:: What the task asks ::
Reproduce every entry exactly as shown.

* * * * * * * * *

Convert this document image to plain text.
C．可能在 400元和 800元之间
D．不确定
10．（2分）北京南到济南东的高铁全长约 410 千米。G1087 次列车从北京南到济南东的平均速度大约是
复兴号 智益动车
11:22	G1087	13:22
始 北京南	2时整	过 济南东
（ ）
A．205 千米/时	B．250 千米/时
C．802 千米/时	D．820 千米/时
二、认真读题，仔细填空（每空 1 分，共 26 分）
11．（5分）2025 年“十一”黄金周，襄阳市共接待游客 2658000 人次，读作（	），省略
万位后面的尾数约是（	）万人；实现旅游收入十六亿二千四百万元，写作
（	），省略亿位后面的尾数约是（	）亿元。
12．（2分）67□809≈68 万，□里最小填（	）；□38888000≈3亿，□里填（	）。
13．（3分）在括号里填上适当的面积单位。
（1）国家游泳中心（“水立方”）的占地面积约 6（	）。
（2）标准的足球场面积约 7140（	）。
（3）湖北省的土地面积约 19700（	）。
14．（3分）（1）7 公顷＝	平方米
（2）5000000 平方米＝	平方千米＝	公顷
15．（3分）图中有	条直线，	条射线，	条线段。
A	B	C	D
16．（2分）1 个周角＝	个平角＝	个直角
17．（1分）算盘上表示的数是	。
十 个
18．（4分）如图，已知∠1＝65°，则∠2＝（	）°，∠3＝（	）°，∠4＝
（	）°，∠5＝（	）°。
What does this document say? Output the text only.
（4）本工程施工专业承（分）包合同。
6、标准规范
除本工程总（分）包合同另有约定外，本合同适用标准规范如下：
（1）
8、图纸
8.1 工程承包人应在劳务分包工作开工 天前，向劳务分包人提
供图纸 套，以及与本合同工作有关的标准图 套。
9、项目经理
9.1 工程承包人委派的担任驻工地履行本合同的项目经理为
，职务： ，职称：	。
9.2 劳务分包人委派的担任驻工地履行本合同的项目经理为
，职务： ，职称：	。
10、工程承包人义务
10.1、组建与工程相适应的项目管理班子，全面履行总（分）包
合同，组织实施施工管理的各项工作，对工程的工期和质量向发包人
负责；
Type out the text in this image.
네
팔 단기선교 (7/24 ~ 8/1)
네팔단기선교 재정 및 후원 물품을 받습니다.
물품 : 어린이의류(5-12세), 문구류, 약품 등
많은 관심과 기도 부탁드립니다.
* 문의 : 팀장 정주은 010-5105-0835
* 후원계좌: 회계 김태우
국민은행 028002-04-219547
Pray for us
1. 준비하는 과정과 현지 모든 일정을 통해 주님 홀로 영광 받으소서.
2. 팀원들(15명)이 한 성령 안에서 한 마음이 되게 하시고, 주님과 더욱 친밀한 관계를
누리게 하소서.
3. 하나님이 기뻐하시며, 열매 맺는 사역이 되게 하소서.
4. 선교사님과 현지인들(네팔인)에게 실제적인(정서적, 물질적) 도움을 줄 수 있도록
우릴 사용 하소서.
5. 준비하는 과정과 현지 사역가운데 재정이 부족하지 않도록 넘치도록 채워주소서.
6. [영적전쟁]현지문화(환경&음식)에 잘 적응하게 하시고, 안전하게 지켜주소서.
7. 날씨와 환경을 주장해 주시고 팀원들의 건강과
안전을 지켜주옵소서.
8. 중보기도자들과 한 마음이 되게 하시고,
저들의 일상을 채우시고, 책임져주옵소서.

* * * * * * * * *

:: Result ::
Convert this document image to plain text.
C．可能在 400元和 800元之间
D．不确定
10．（2分）北京南到济南东的高铁全长约 410 千米。G1087 次列车从北京南到济南东的平均速度大约是
复兴号 智益动车
11:22	G1087	13:22
始 北京南	2时整	过 济南东
（ ）
A．205 千米/时	B．250 千米/时
C．802 千米/时	D．820 千米/时
二、认真读题，仔细填空（每空 1 分，共 26 分）
11．（5分）2025 年“十一”黄金周，襄阳市共接待游客 2658000 人次，读作（	），省略
万位后面的尾数约是（	）万人；实现旅游收入十六亿二千四百万元，写作
（	），省略亿位后面的尾数约是（	）亿元。
12．（2分）67□809≈68 万，□里最小填（	）；□38888000≈3亿，□里填（	）。
13．（3分）在括号里填上适当的面积单位。
（1）国家游泳中心（“水立方”）的占地面积约 6（	）。
（2）标准的足球场面积约 7140（	）。
（3）湖北省的土地面积约 19700（	）。
14．（3分）（1）7 公顷＝	平方米
（2）5000000 平方米＝	平方千米＝	公顷
15．（3分）图中有	条直线，	条射线，	条线段。
A	B	C	D
16．（2分）1 个周角＝	个平角＝	个直角
17．（1分）算盘上表示的数是	。
十 个
18．（4分）如图，已知∠1＝65°，则∠2＝（	）°，∠3＝（	）°，∠4＝
（	）°，∠5＝（	）°。
What does this document say? Output the text only.
（4）本工程施工专业承（分）包合同。
6、标准规范
除本工程总（分）包合同另有约定外，本合同适用标准规范如下：
（1）
8、图纸
8.1 工程承包人应在劳务分包工作开工 天前，向劳务分包人提
供图纸 套，以及与本合同工作有关的标准图 套。
9、项目经理
9.1 工程承包人委派的担任驻工地履行本合同的项目经理为
，职务： ，职称：	。
9.2 劳务分包人委派的担任驻工地履行本合同的项目经理为
，职务： ，职称：	。
10、工程承包人义务
10.1、组建与工程相适应的项目管理班子，全面履行总（分）包
合同，组织实施施工管理的各项工作，对工程的工期和质量向发包人
负责；
Type out the text in this image.
네
팔 단기선교 (7/24 ~ 8/1)
네팔단기선교 재정 및 후원 물품을 받습니다.
물품 : 어린이의류(5-12세), 문구류, 약품 등
많은 관심과 기도 부탁드립니다.
* 문의 : 팀장 정주은 010-5105-0835
* 후원계좌: 회계 김태우
국민은행 028002-04-219547
Pray for us
1. 준비하는 과정과 현지 모든 일정을 통해 주님 홀로 영광 받으소서.
2. 팀원들(15명)이 한 성령 안에서 한 마음이 되게 하시고, 주님과 더욱 친밀한 관계를
누리게 하소서.
3. 하나님이 기뻐하시며, 열매 맺는 사역이 되게 하소서.
4. 선교사님과 현지인들(네팔인)에게 실제적인(정서적, 물질적) 도움을 줄 수 있도록
우릴 사용 하소서.
5. 준비하는 과정과 현지 사역가운데 재정이 부족하지 않도록 넘치도록 채워주소서.
6. [영적전쟁]현지문화(환경&음식)에 잘 적응하게 하시고, 안전하게 지켜주소서.
7. 날씨와 환경을 주장해 주시고 팀원들의 건강과
안전을 지켜주옵소서.
8. 중보기도자들과 한 마음이 되게 하시고,
저들의 일상을 채우시고, 책임져주옵소서.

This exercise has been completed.